**Dataset records**
★ ★ ★ ★

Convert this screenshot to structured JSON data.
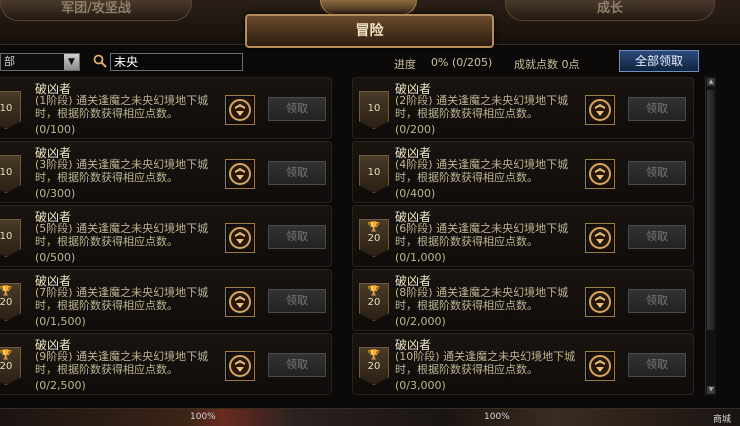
{
  "tabs": {
    "left": "军团/攻坚战",
    "center": "冒险",
    "right": "成长"
  },
  "filter": {
    "dropdown_value": "部"
  },
  "search": {
    "value": "未央"
  },
  "progress": {
    "label": "进度",
    "percent": "0%",
    "fraction": "(0/205)",
    "points": "成就点数 0点"
  },
  "claim_all": "全部领取",
  "cards": [
    {
      "title": "破凶者",
      "desc": "(1阶段) 通关逢魔之未央幻境地下城时，根据阶数获得相应点数。",
      "count": "(0/100)",
      "badge": "10",
      "cup": false,
      "claim": "领取"
    },
    {
      "title": "破凶者",
      "desc": "(2阶段) 通关逢魔之未央幻境地下城时，根据阶数获得相应点数。",
      "count": "(0/200)",
      "badge": "10",
      "cup": false,
      "claim": "领取"
    },
    {
      "title": "破凶者",
      "desc": "(3阶段) 通关逢魔之未央幻境地下城时，根据阶数获得相应点数。",
      "count": "(0/300)",
      "badge": "10",
      "cup": false,
      "claim": "领取"
    },
    {
      "title": "破凶者",
      "desc": "(4阶段) 通关逢魔之未央幻境地下城时，根据阶数获得相应点数。",
      "count": "(0/400)",
      "badge": "10",
      "cup": false,
      "claim": "领取"
    },
    {
      "title": "破凶者",
      "desc": "(5阶段) 通关逢魔之未央幻境地下城时，根据阶数获得相应点数。",
      "count": "(0/500)",
      "badge": "10",
      "cup": false,
      "claim": "领取"
    },
    {
      "title": "破凶者",
      "desc": "(6阶段) 通关逢魔之未央幻境地下城时，根据阶数获得相应点数。",
      "count": "(0/1,000)",
      "badge": "20",
      "cup": true,
      "claim": "领取"
    },
    {
      "title": "破凶者",
      "desc": "(7阶段) 通关逢魔之未央幻境地下城时，根据阶数获得相应点数。",
      "count": "(0/1,500)",
      "badge": "20",
      "cup": true,
      "claim": "领取"
    },
    {
      "title": "破凶者",
      "desc": "(8阶段) 通关逢魔之未央幻境地下城时，根据阶数获得相应点数。",
      "count": "(0/2,000)",
      "badge": "20",
      "cup": true,
      "claim": "领取"
    },
    {
      "title": "破凶者",
      "desc": "(9阶段) 通关逢魔之未央幻境地下城时，根据阶数获得相应点数。",
      "count": "(0/2,500)",
      "badge": "20",
      "cup": true,
      "claim": "领取"
    },
    {
      "title": "破凶者",
      "desc": "(10阶段) 通关逢魔之未央幻境地下城时，根据阶数获得相应点数。",
      "count": "(0/3,000)",
      "badge": "20",
      "cup": true,
      "claim": "领取"
    }
  ],
  "bottom": {
    "pct1": "100%",
    "pct2": "100%",
    "shop": "商城"
  }
}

★ ★ ★ ★

**Instruction**
Nothing but the pictures may be dropped; output the records above exactly.

**Written answer**
Convert this screenshot to structured JSON data.
{
  "tabs": {
    "left": "军团/攻坚战",
    "center": "冒险",
    "right": "成长"
  },
  "filter": {
    "dropdown_value": "部"
  },
  "search": {
    "value": "未央"
  },
  "progress": {
    "label": "进度",
    "percent": "0%",
    "fraction": "(0/205)",
    "points": "成就点数 0点"
  },
  "claim_all": "全部领取",
  "cards": [
    {
      "title": "破凶者",
      "desc": "(1阶段) 通关逢魔之未央幻境地下城时，根据阶数获得相应点数。",
      "count": "(0/100)",
      "badge": "10",
      "cup": false,
      "claim": "领取"
    },
    {
      "title": "破凶者",
      "desc": "(2阶段) 通关逢魔之未央幻境地下城时，根据阶数获得相应点数。",
      "count": "(0/200)",
      "badge": "10",
      "cup": false,
      "claim": "领取"
    },
    {
      "title": "破凶者",
      "desc": "(3阶段) 通关逢魔之未央幻境地下城时，根据阶数获得相应点数。",
      "count": "(0/300)",
      "badge": "10",
      "cup": false,
      "claim": "领取"
    },
    {
      "title": "破凶者",
      "desc": "(4阶段) 通关逢魔之未央幻境地下城时，根据阶数获得相应点数。",
      "count": "(0/400)",
      "badge": "10",
      "cup": false,
      "claim": "领取"
    },
    {
      "title": "破凶者",
      "desc": "(5阶段) 通关逢魔之未央幻境地下城时，根据阶数获得相应点数。",
      "count": "(0/500)",
      "badge": "10",
      "cup": false,
      "claim": "领取"
    },
    {
      "title": "破凶者",
      "desc": "(6阶段) 通关逢魔之未央幻境地下城时，根据阶数获得相应点数。",
      "count": "(0/1,000)",
      "badge": "20",
      "cup": true,
      "claim": "领取"
    },
    {
      "title": "破凶者",
      "desc": "(7阶段) 通关逢魔之未央幻境地下城时，根据阶数获得相应点数。",
      "count": "(0/1,500)",
      "badge": "20",
      "cup": true,
      "claim": "领取"
    },
    {
      "title": "破凶者",
      "desc": "(8阶段) 通关逢魔之未央幻境地下城时，根据阶数获得相应点数。",
      "count": "(0/2,000)",
      "badge": "20",
      "cup": true,
      "claim": "领取"
    },
    {
      "title": "破凶者",
      "desc": "(9阶段) 通关逢魔之未央幻境地下城时，根据阶数获得相应点数。",
      "count": "(0/2,500)",
      "badge": "20",
      "cup": true,
      "claim": "领取"
    },
    {
      "title": "破凶者",
      "desc": "(10阶段) 通关逢魔之未央幻境地下城时，根据阶数获得相应点数。",
      "count": "(0/3,000)",
      "badge": "20",
      "cup": true,
      "claim": "领取"
    }
  ],
  "bottom": {
    "pct1": "100%",
    "pct2": "100%",
    "shop": "商城"
  }
}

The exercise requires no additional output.